▶ DIRECTIONS
[1] In the plan excerpt, on which exchange is a Share publicly traded?
[2] Continue the plan excerpt, picking up after its final sentence.

2.19        Remuneration

 

“Remuneration” means certain forms of compensation otherwise payable to the Participant by the Company.  The term Remuneration shall include (i) the Annual Bonus, (ii) Director Fees and (iii) Phantom Unit Awards.

 

2.20        Separation from Service

 

“Separation from Service” means the definition set forth in Treas. Reg. § 1.409A-1(h).

 

2.21        Share

 

“Share” means a common unit of the Partnership that is publicly traded on the New York Stock Exchange.

 

2.22        Total Disability

 

“Total Disability” means the incurrence of a physical or mental condition which prevents a Participant from engaging in the performance of his or her duties on an apparently permanent basis and which qualifies as a disability for purposes of IRC Section 409A.

 

ARTICLE 3

 

PARTICIPATION AND DEFERRAL COMMITMENTS

 

3.1      Eligibility and Participation.

 

(a)           Eligibility. Eligibility to participate in the Plan shall be limited to individuals who are Directors and to individuals who are selected by the Committee for eligibility to participate in this Plan from the management and highly compensated employee workforce of the Company (“Employees”).

▶ RECORD LIST
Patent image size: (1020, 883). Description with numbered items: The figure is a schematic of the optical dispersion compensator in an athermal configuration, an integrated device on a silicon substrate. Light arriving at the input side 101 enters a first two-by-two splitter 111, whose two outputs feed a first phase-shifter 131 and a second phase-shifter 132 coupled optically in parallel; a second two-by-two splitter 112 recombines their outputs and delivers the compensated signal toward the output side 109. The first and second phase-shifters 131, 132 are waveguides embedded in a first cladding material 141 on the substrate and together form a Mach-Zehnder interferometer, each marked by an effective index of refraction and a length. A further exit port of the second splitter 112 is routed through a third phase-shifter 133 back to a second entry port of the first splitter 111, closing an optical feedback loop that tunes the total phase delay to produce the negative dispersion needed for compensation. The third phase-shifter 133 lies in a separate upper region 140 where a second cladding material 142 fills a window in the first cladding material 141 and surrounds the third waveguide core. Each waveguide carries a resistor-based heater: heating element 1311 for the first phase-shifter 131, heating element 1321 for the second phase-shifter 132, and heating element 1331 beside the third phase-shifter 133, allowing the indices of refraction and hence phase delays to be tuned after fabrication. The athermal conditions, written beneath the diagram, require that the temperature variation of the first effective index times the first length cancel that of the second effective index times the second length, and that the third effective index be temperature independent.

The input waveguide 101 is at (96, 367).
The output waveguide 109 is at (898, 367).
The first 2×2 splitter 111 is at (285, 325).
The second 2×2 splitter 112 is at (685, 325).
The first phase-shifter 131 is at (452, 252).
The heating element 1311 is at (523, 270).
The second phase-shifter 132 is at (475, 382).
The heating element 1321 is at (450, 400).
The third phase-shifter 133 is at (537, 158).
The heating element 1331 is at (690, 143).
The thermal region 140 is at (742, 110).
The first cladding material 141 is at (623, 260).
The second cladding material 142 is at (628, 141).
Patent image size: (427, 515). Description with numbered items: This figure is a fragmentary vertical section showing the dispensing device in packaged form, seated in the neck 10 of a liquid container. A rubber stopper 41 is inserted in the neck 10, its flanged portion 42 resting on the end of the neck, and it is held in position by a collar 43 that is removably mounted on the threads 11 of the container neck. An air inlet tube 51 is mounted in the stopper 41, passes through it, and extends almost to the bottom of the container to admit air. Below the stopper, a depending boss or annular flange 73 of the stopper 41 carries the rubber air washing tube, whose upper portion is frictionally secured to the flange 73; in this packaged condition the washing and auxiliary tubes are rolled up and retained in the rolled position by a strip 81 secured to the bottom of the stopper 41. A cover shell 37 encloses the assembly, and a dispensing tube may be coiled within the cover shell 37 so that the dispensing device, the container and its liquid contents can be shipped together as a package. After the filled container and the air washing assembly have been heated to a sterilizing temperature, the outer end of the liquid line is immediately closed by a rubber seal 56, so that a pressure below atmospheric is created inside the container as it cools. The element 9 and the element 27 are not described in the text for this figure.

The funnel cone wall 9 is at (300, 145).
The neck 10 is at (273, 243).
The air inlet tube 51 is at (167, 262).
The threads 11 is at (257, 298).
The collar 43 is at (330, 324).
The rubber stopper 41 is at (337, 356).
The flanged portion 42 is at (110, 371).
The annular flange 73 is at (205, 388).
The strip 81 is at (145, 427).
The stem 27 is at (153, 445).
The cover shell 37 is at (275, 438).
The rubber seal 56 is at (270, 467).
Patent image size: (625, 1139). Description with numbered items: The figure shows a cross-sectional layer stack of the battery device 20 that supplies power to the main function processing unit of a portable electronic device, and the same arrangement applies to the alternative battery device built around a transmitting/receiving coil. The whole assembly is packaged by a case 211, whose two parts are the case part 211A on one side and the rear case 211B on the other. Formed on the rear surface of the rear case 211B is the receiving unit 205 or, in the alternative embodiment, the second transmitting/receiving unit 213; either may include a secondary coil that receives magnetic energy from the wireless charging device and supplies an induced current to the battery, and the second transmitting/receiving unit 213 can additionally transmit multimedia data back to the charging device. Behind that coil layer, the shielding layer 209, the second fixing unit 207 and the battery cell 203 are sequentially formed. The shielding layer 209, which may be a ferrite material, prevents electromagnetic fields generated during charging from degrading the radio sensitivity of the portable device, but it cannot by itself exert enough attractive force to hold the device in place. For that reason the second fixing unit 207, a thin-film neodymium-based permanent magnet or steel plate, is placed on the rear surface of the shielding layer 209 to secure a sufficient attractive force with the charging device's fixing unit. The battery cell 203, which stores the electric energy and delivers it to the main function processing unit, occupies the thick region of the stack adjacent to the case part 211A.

▶ SOLVED PROBLEMS
[1] The New York Stock Exchange.

[2]
(b)           Participation. A Director’s participation in the Plan shall be effective upon election to the Board of Directors of the Company and an Employee’s participation in the Plan shall be effective upon the identification of such Employee as an eligible Participant by the Committee, together, in the case of both a Director and an Employee with the completion and submission of a Deferral Commitment and a Form of Payment Designation to the Committee.  In the case of deferrals of the Annual Bonus or Directors Fees, the Deferral Commitment must be filed by the thirtieth (30th) day of the second (2nd) month immediately preceding the beginning of the Deferral Period. In the case of deferrals of a Phantom Unit Award, the Deferred Commitment must be filed before the end of the applicable Deferral Period.  Such Deferral Commitment and Form of Payment Designation shall remain in effect with respect to each

 

5



 

succeeding Deferral Period, until such time as another Deferral Commitment is filed with the Committee as described in Section 3.2(b) below.

 

(c)           Part-Year Participation. When an individual first becomes eligible to participate during a Deferral Period, a Deferral Commitment may be submitted to the Committee within thirty (30) days after the Committee notifies the individual of eligibility to participate. Such Deferral Commitment will be effective only with regard to Remuneration earned following submission of the Deferral Commitment to the Committee.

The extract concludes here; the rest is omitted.